Task prompt
Reproduce the lines of the material exactly, excluding every image.

****

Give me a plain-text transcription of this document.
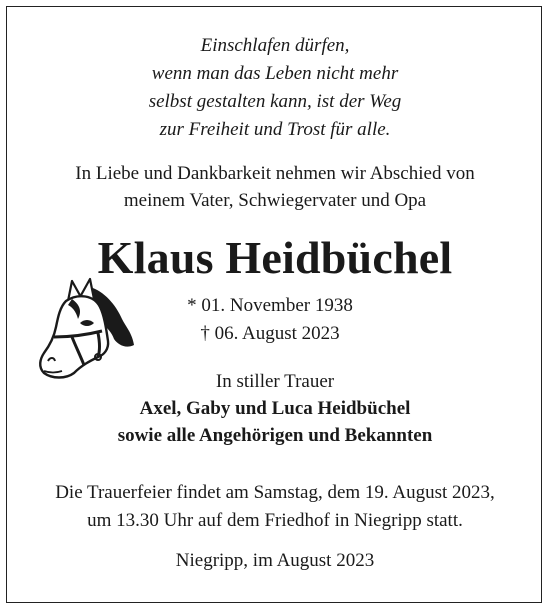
Einschlafen dürfen,
wenn man das Leben nicht mehr
selbst gestalten kann, ist der Weg
zur Freiheit und Trost für alle.
In Liebe und Dankbarkeit nehmen wir Abschied von
meinem Vater, Schwiegervater und Opa
Klaus Heidbüchel
* 01. November 1938
† 06. August 2023
In stiller Trauer
Axel, Gaby und Luca Heidbüchel
sowie alle Angehörigen und Bekannten
Die Trauerfeier findet am Samstag, dem 19. August 2023,
um 13.30 Uhr auf dem Friedhof in Niegripp statt.
Niegripp, im August 2023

****

Reply to the task
Give me a plain-text transcription of this document.
Einschlafen dürfen,
wenn man das Leben nicht mehr
selbst gestalten kann, ist der Weg
zur Freiheit und Trost für alle.
In Liebe und Dankbarkeit nehmen wir Abschied von
meinem Vater, Schwiegervater und Opa
Klaus Heidbüchel
* 01. November 1938
† 06. August 2023
In stiller Trauer
Axel, Gaby und Luca Heidbüchel
sowie alle Angehörigen und Bekannten
Die Trauerfeier findet am Samstag, dem 19. August 2023,
um 13.30 Uhr auf dem Friedhof in Niegripp statt.
Niegripp, im August 2023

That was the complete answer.